§ **Problems and tasks**
A. Reproduce, word for word, the part of the passage on Australia's vaccine rollout that opens with the words containing "Edwards noted aged" and closes with "in aged care.".
B. Summarize the passage on Australia's vaccine rollout in two sentences.

§ **Extract**
Edwards noted aged care facilities tended to be larger, whereas disability care facilities were smaller so outbreaks would be easier to stop.

Murphy noted age was the “single biggest” factor increasing the chance of death by Covid and Australia had not had major outbreaks in disability care. Australia has had 910 deaths from Covid-19, 685 of which were in aged care.

Murphy promised that disability care residents would be vaccinated “very soon” and restated the government’s aim was to have all vulnerable populations – including all people aged over 70 in phase 1b – vaccinated by mid-year.

Murphy and Edwards said the states and territories had reported they had completed phase 1a vaccinations for frontline and quarantine workers. Before the non-delivery of 3.1m doses of AstraZeneca from overseas, the federal health minister, Greg Hunt, had claimed the entire phase 1a could be achieved in six weeks.

Asked about new targets for the rollout – after the government abandoned the promise that Australians would be fully vaccinated by October – Murphy said he was “not able to give an update” because of a “number of uncertainties” including increased hesitancy and the international supply of Pfizer.

Murphy noted there was “plenty of Pfizer coming” – 40m doses in total – but they were “backended more to the end than the beginning of the year”.

Based on public statements from Hunt, Guardian Australia estimates that 28m – or 70% – of Australia’s Pfizer’s supply will arrive in the final three months of the year. Scott Morrison has recognised there will need to be a “12-week sprint” to vaccinate under-50s with Pfizer in the final weeks of the year.

§ **Data extracts**
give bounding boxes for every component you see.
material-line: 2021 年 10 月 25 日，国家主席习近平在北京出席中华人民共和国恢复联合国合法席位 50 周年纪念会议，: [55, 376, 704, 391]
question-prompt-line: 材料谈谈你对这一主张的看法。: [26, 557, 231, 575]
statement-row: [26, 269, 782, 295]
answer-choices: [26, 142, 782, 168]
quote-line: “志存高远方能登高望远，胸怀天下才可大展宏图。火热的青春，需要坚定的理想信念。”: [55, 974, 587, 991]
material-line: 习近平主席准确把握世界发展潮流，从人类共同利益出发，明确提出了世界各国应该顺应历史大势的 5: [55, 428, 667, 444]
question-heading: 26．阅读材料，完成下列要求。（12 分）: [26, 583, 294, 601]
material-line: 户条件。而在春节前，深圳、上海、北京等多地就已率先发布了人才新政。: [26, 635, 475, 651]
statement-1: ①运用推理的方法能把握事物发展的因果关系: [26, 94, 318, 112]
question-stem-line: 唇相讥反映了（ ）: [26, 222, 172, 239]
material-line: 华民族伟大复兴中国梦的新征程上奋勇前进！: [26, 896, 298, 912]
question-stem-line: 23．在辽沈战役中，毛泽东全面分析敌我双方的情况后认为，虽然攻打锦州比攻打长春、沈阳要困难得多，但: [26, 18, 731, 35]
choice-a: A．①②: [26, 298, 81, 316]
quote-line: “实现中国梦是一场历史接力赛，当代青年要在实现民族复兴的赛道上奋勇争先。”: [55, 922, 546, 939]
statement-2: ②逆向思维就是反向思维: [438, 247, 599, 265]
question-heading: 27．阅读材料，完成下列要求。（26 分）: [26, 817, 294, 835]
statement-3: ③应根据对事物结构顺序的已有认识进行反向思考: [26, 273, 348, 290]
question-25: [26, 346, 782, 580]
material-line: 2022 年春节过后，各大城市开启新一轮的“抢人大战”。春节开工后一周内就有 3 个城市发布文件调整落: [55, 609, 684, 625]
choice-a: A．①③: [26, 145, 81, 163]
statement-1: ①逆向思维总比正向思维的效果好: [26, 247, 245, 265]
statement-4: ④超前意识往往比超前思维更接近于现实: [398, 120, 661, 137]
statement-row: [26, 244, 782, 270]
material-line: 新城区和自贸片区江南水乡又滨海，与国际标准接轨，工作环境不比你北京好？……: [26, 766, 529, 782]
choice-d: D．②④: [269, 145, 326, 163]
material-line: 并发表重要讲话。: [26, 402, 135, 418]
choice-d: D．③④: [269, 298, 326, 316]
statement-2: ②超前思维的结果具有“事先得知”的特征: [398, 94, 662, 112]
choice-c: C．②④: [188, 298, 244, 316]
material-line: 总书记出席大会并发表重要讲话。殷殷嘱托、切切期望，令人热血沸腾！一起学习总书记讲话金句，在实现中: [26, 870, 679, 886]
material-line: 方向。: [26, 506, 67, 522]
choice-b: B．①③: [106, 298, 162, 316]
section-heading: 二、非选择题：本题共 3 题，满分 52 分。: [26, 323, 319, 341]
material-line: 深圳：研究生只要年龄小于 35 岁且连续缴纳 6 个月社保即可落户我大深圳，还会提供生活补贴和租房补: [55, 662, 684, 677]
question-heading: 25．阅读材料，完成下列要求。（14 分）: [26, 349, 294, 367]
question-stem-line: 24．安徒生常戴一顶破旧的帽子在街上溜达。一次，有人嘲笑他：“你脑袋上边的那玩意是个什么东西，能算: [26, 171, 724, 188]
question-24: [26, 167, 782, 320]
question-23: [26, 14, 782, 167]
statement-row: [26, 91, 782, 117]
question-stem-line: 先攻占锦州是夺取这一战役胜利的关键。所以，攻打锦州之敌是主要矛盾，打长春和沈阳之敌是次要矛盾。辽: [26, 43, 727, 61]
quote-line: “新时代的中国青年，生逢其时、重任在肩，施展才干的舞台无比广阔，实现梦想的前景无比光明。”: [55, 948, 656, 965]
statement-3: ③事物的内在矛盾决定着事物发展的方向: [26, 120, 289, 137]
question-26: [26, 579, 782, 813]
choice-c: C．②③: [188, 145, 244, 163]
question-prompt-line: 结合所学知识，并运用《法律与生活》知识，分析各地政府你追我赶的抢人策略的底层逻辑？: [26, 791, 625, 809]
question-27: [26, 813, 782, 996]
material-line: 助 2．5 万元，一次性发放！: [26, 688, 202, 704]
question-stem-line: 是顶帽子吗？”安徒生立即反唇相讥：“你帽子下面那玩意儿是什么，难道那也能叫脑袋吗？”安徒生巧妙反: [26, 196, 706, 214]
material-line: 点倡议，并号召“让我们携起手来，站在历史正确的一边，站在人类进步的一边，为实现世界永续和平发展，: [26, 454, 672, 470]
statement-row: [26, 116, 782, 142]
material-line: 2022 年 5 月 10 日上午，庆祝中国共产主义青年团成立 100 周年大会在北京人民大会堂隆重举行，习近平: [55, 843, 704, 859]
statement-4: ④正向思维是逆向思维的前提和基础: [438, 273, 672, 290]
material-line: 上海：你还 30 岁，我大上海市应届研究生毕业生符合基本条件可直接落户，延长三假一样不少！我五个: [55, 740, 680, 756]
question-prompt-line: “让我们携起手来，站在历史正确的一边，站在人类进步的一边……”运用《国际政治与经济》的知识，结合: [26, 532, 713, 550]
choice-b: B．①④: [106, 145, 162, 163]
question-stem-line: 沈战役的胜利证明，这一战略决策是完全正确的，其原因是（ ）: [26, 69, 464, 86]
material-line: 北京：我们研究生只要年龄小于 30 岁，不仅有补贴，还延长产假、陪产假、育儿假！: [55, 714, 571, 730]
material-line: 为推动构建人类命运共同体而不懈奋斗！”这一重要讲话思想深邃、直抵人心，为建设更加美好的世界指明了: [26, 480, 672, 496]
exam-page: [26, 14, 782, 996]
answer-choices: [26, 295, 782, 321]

§ **Solved problems**
A.
Edwards noted aged care facilities tended to be larger, whereas disability care facilities were smaller so outbreaks would be easier to stop.

Murphy noted age was the “single biggest” factor increasing the chance of death by Covid and Australia had not had major outbreaks in disability care. Australia has had 910 deaths from Covid-19, 685 of which were in aged care.

B. Murphy said age is the single biggest factor raising the chance of death from Covid, noting that 685 of Australia's 910 deaths were in aged care, while disability care has had no major outbreaks, and he promised disability care residents would be vaccinated very soon. He gave no new rollout targets because of uncertainties including increased hesitancy and the international supply of Pfizer, and he said the 40m Pfizer doses are weighted toward the end of the year.